:: 作業の目的 ::
抜粋箇所の「4. Think About」から「ルド・ハート』の収録曲です。」までを全部、「セカンド・ソロ・アルバム」を「2作目のソロ・アルバム」に置き換えて書き直してください。

:: 抜粋箇所 ::
結成40周年イヤーをお祝い中の幻のロック・バンド、UGUISS。彼らが残したすべての音源をアナログLP2枚組にまとめた『UGUISS(1983-1984)~40th Anniversary Vinyl Edition~』のリリースに合わせ、先週に引き続き佐橋佳幸、柴田俊文、松本淳という3人のオリジナル・メンバーをお迎えした『otonanoラジオ』。今週も盛り上がりました。さて、今週のプレイリストのテーマは、申し訳ない、ちょっとぼんやりしたものなんですが(笑)、洋楽ファンのぼくが40年前、UGUISSのアルバムを聞きながら、あ、こいつら、こういう音楽の仲間だな…とイメージしたアメリカン・ロック・ナンバーをざっくり集めてみました。UGUISSがこういう曲をパクったとか、そういうことではけっしてなく。この中にUGUISSの音源を混ぜ込んでもしっくりくる、みたいな? あくまでもぼくが個人的に、こういう曲たちと一緒にUGUISSのレコードを聞いていた、と。そういうセレクションです。というわけで、まずは米西海岸の歌姫、リンダ・ロンシュタットのナンバー。1980年のアルバム『激愛(Mad Love)』のオープニングを飾っていたアルバム・タイトル・チューンです。UGUISSの山根栄子さんもリンダに負けないくらいかっこいいリード・ヴォーカルだったなぁ…。
2. Kiss This One Goodbye / Andrew Gold

佐橋佳幸が多大な影響を受けたアーティストのひとり、アンドリュー・ゴールドの1980年のアルバム『風にくちづけ(Whirlwind)』より。アルバムの邦題はこの曲につけられたものでした。
3. A Certain Girl / Warren Zevon

これも1980年のアルバム、ウォーレン・ジヴォンの『ダンシング・スクールの悲劇(Bad Luck Streak in Dancing School)』より。ニューオーリンズR&Bシーンの重要人物、アラン・トゥーサンが作ってアーニー・K・ドーが1961年にヒットさせた曲のカヴァーです。バック・コーラスにジャクソン・ブラウンも参加しています。
4. Think About Me / Fleetwood Mac

フリートウッド・マックが1979年にリリースしたアルバム『牙(タスク)』より。この時期に人気を二分していたふたりの女性メンバーのうち、クリスティン・マクヴィーの作品です。
5. Stand Back / Stevie Nicks

フリートウッド・マック、もうひとりの女性メンバー、スティーヴィー・ニックスの歌声も。UGUISSがデビューした1983年にリリースされたセカンド・ソロ・アルバム『ザ・ワイルド・ハート』の収録曲です。
6. Back In My Arms / Nicolette Larson

UGUISSも活動初期、カヴァーしていたというニコレット・ラーソン。彼女が1979年にリリースしたセカンド・アルバム『愛の季節(In the Nick of Time)』より。リトル・フィートやドゥービー・ブラザーズのメンバーを従えつつ、ダイアナ・ロス&スプリームスのヒット曲をのびのびカヴァーしています。

:: 生データ ::
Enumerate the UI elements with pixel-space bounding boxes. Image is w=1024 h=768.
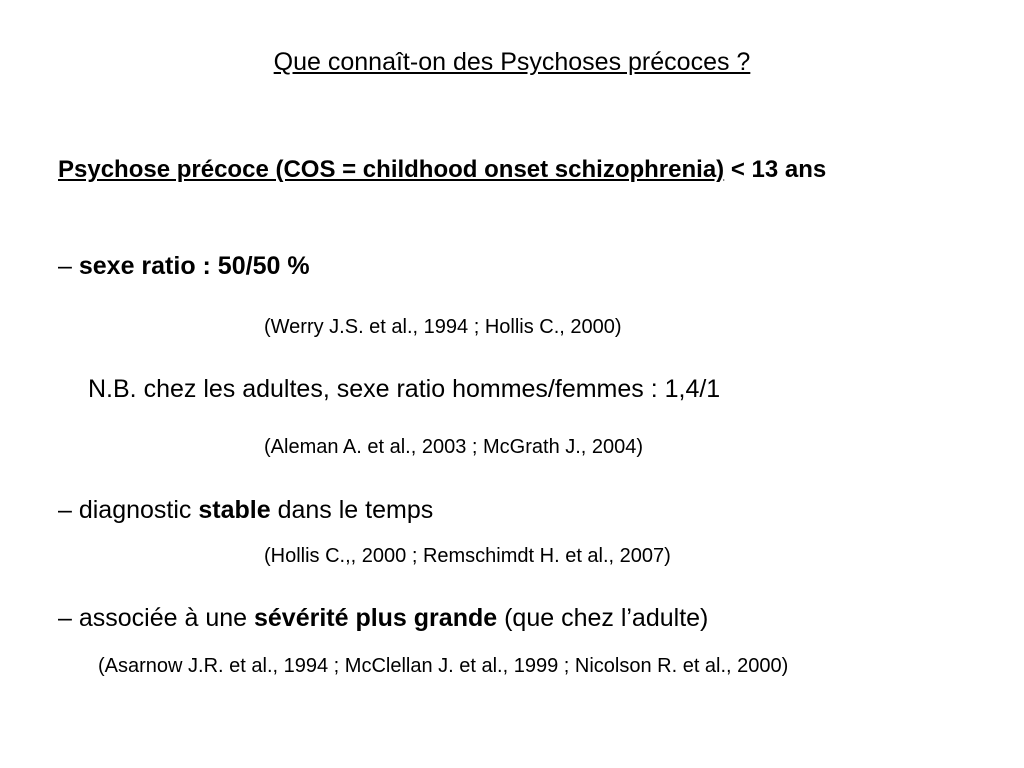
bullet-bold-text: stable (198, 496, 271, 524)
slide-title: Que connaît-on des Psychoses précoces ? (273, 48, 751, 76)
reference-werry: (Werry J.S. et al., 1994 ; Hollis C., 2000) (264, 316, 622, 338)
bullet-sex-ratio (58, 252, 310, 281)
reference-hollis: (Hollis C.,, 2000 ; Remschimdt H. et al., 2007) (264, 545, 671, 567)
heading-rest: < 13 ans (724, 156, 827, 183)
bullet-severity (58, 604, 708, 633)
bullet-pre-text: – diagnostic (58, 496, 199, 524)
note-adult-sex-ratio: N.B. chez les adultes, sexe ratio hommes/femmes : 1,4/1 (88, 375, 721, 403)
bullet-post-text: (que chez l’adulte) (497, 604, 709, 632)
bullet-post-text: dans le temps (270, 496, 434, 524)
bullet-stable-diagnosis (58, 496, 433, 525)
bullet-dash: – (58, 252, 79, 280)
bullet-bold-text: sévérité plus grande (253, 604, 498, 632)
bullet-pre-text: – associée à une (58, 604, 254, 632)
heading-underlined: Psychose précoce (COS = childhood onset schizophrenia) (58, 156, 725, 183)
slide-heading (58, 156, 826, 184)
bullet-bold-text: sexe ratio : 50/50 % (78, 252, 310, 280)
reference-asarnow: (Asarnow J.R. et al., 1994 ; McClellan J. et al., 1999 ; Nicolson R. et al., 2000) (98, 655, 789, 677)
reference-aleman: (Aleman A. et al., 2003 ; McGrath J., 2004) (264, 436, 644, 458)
--
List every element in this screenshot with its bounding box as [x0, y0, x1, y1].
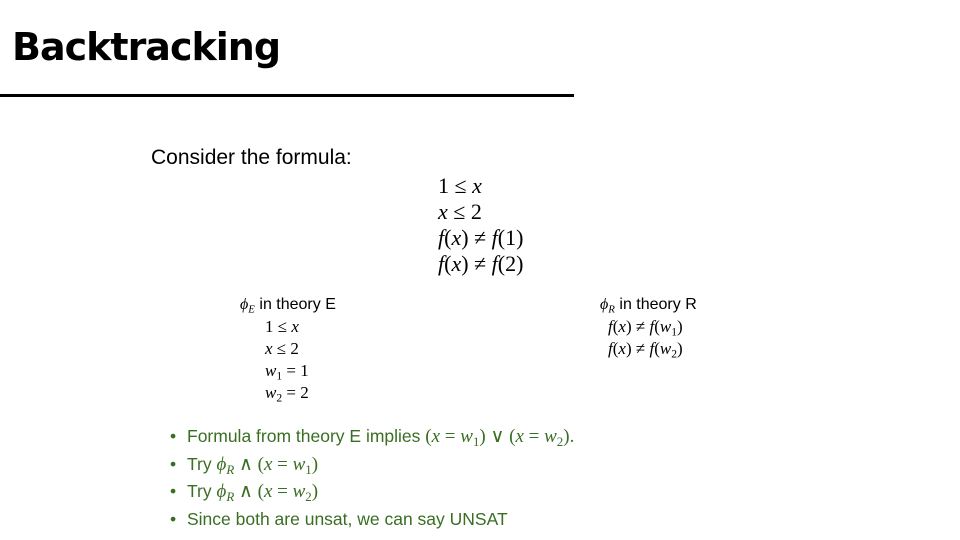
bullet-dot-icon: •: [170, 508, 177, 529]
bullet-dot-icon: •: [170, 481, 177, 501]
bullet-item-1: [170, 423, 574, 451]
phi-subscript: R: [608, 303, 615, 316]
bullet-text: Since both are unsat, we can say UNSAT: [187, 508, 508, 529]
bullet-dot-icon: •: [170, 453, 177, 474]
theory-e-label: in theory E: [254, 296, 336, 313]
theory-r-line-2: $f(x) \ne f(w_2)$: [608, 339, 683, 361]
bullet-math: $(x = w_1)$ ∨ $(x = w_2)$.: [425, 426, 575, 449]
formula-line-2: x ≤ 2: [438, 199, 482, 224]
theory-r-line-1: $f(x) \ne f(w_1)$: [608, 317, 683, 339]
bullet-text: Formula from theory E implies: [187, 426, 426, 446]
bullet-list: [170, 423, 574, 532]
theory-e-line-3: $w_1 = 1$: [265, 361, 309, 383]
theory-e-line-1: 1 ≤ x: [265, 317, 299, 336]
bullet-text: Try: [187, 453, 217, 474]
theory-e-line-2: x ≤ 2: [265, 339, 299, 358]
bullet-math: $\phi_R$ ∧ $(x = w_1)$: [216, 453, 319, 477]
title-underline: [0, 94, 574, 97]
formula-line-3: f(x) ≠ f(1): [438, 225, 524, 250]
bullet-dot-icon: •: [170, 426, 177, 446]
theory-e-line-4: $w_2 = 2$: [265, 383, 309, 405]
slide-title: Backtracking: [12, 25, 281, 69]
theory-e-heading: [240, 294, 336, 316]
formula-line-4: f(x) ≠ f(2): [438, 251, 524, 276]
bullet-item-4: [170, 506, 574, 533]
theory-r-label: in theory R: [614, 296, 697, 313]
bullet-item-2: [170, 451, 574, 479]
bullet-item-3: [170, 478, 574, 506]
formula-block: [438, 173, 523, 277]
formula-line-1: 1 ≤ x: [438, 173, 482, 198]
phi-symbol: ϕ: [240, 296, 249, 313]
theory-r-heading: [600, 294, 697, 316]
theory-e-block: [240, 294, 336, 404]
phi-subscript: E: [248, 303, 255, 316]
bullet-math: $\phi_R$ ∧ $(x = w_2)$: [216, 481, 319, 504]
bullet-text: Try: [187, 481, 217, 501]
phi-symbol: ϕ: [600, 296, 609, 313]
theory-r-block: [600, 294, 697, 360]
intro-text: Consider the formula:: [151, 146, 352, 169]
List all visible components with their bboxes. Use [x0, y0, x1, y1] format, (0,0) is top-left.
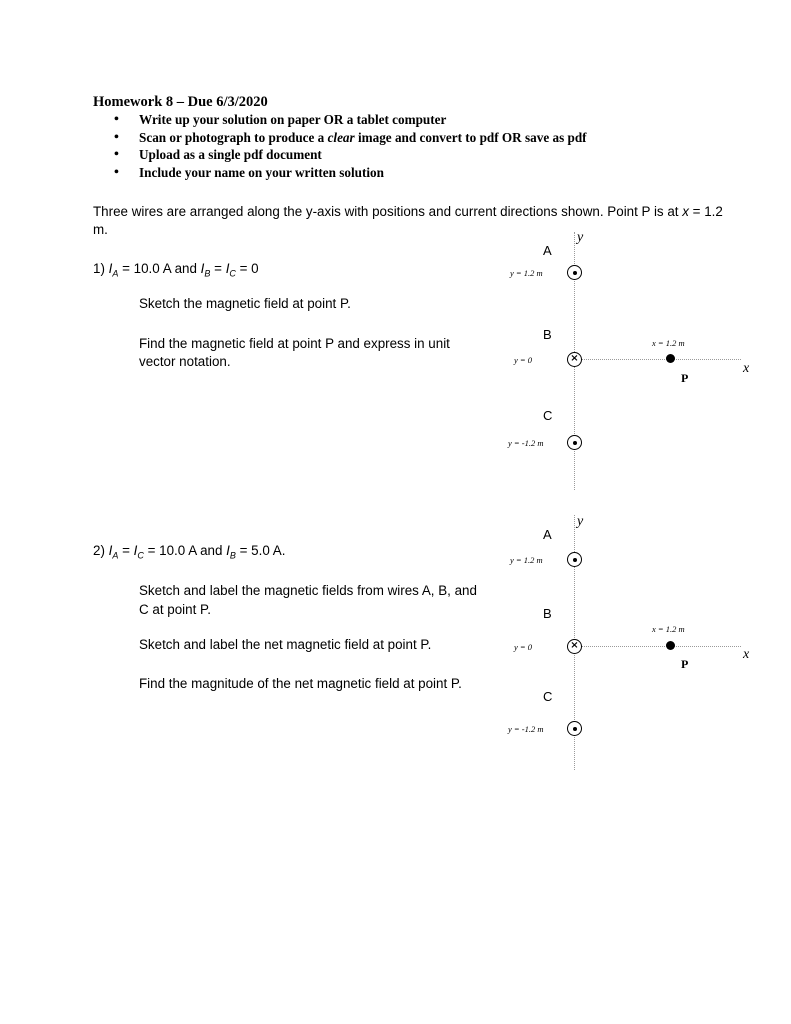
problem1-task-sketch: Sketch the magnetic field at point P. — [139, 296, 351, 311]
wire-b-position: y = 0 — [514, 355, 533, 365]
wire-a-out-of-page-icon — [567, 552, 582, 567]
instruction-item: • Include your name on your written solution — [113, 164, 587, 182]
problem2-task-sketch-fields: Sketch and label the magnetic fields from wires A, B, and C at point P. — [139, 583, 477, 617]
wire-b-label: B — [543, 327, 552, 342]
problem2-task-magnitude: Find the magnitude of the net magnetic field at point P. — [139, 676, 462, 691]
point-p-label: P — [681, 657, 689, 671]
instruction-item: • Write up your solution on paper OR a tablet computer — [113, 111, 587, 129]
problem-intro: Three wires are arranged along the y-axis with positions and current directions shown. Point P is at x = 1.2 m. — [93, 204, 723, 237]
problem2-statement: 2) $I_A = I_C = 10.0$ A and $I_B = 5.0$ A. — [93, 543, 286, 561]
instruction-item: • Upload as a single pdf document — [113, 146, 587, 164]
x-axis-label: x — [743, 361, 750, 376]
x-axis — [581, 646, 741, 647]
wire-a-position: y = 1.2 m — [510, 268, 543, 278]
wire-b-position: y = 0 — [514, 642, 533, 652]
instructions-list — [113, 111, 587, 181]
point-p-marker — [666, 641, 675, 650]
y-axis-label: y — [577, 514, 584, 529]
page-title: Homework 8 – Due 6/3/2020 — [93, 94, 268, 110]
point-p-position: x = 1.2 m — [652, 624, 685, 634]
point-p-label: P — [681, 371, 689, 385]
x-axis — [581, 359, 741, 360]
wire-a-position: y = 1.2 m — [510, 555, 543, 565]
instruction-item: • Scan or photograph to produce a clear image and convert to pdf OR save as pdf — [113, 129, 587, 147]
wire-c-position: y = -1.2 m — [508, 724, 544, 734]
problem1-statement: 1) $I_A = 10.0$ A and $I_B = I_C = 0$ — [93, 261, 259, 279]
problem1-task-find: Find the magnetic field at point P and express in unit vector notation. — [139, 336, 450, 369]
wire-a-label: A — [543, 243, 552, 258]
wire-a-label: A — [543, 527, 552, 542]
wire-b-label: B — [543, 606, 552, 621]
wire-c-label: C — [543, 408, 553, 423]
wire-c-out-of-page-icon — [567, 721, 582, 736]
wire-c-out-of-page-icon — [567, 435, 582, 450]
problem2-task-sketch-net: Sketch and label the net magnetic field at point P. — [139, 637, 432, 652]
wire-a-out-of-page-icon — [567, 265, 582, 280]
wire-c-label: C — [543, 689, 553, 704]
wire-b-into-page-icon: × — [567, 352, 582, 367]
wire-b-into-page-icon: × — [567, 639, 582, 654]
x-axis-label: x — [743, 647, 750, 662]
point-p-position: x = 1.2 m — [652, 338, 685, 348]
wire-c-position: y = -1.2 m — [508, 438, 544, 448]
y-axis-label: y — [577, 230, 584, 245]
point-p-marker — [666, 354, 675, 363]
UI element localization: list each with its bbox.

:: 完成した回答 ::
4. Think About Me / Fleetwood Mac

フリートウッド・マックが1979年にリリースしたアルバム『牙(タスク)』より。この時期に人気を二分していたふたりの女性メンバーのうち、クリスティン・マクヴィーの作品です。
5. Stand Back / Stevie Nicks

フリートウッド・マック、もうひとりの女性メンバー、スティーヴィー・ニックスの歌声も。UGUISSがデビューした1983年にリリースされた2作目のソロ・アルバム『ザ・ワイルド・ハート』の収録曲です。